DATA RECORDS |

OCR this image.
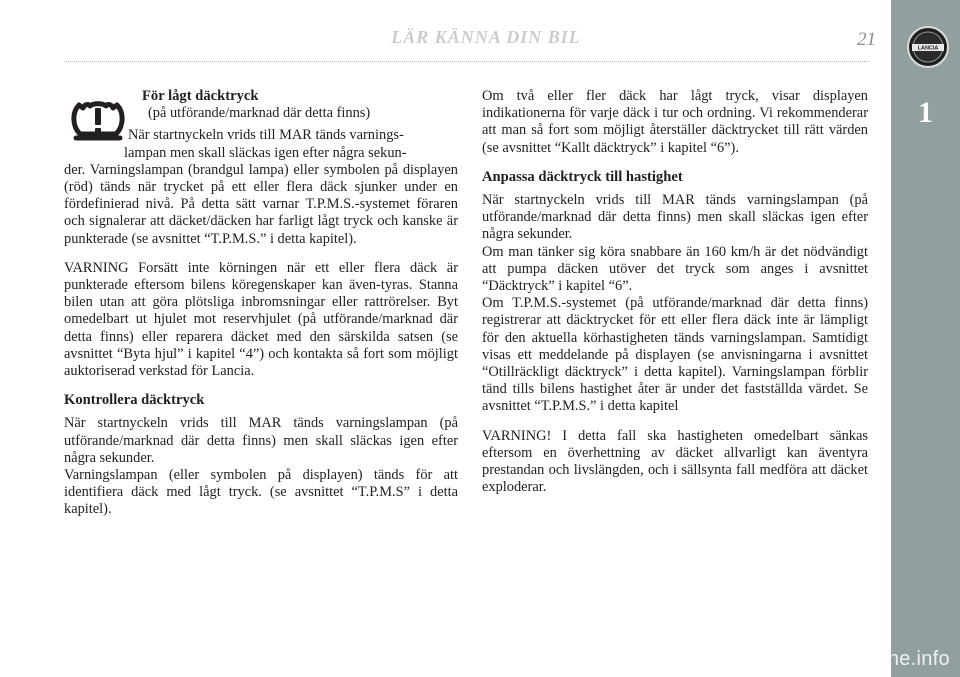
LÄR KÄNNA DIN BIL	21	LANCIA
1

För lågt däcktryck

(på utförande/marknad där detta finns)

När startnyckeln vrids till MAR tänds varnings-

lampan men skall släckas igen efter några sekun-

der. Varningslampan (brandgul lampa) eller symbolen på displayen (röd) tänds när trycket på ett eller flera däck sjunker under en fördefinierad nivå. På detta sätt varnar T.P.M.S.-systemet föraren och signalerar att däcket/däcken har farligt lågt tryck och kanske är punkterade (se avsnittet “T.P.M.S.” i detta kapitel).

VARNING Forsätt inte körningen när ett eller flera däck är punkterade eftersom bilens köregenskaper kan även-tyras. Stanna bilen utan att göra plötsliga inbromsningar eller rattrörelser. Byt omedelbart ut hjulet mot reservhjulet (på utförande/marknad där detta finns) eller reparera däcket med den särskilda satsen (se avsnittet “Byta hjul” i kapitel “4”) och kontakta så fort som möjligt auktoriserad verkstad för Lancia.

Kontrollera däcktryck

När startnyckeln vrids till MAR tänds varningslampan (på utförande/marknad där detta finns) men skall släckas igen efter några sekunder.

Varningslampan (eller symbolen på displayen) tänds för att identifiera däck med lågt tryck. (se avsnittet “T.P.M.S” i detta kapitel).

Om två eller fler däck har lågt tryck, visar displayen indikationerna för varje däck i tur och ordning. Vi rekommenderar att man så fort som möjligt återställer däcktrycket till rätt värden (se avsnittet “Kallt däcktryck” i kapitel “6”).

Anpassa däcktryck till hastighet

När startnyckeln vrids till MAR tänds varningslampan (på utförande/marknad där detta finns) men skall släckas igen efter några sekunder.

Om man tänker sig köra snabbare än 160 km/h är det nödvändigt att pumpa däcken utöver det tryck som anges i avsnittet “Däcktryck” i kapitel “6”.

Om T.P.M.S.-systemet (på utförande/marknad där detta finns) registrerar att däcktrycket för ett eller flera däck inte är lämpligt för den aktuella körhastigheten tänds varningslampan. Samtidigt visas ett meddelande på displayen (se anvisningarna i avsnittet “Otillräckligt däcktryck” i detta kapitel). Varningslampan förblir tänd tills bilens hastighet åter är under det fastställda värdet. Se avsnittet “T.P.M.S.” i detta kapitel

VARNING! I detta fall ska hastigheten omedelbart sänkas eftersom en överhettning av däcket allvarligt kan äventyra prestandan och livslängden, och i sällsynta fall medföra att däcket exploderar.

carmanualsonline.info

TO DO | Every record gets retyped exactly; no picture goes into the copy.

RESPONSE TO THE TASK |
OCR this image.
LÄR KÄNNA DIN BIL	21	LANCIA
1

För lågt däcktryck

(på utförande/marknad där detta finns)

När startnyckeln vrids till MAR tänds varnings-

lampan men skall släckas igen efter några sekun-

der. Varningslampan (brandgul lampa) eller symbolen på displayen (röd) tänds när trycket på ett eller flera däck sjunker under en fördefinierad nivå. På detta sätt varnar T.P.M.S.-systemet föraren och signalerar att däcket/däcken har farligt lågt tryck och kanske är punkterade (se avsnittet “T.P.M.S.” i detta kapitel).

VARNING Forsätt inte körningen när ett eller flera däck är punkterade eftersom bilens köregenskaper kan även-tyras. Stanna bilen utan att göra plötsliga inbromsningar eller rattrörelser. Byt omedelbart ut hjulet mot reservhjulet (på utförande/marknad där detta finns) eller reparera däcket med den särskilda satsen (se avsnittet “Byta hjul” i kapitel “4”) och kontakta så fort som möjligt auktoriserad verkstad för Lancia.

Kontrollera däcktryck

När startnyckeln vrids till MAR tänds varningslampan (på utförande/marknad där detta finns) men skall släckas igen efter några sekunder.

Varningslampan (eller symbolen på displayen) tänds för att identifiera däck med lågt tryck. (se avsnittet “T.P.M.S” i detta kapitel).

Om två eller fler däck har lågt tryck, visar displayen indikationerna för varje däck i tur och ordning. Vi rekommenderar att man så fort som möjligt återställer däcktrycket till rätt värden (se avsnittet “Kallt däcktryck” i kapitel “6”).

Anpassa däcktryck till hastighet

När startnyckeln vrids till MAR tänds varningslampan (på utförande/marknad där detta finns) men skall släckas igen efter några sekunder.

Om man tänker sig köra snabbare än 160 km/h är det nödvändigt att pumpa däcken utöver det tryck som anges i avsnittet “Däcktryck” i kapitel “6”.

Om T.P.M.S.-systemet (på utförande/marknad där detta finns) registrerar att däcktrycket för ett eller flera däck inte är lämpligt för den aktuella körhastigheten tänds varningslampan. Samtidigt visas ett meddelande på displayen (se anvisningarna i avsnittet “Otillräckligt däcktryck” i detta kapitel). Varningslampan förblir tänd tills bilens hastighet åter är under det fastställda värdet. Se avsnittet “T.P.M.S.” i detta kapitel

VARNING! I detta fall ska hastigheten omedelbart sänkas eftersom en överhettning av däcket allvarligt kan äventyra prestandan och livslängden, och i sällsynta fall medföra att däcket exploderar.

carmanualsonline.info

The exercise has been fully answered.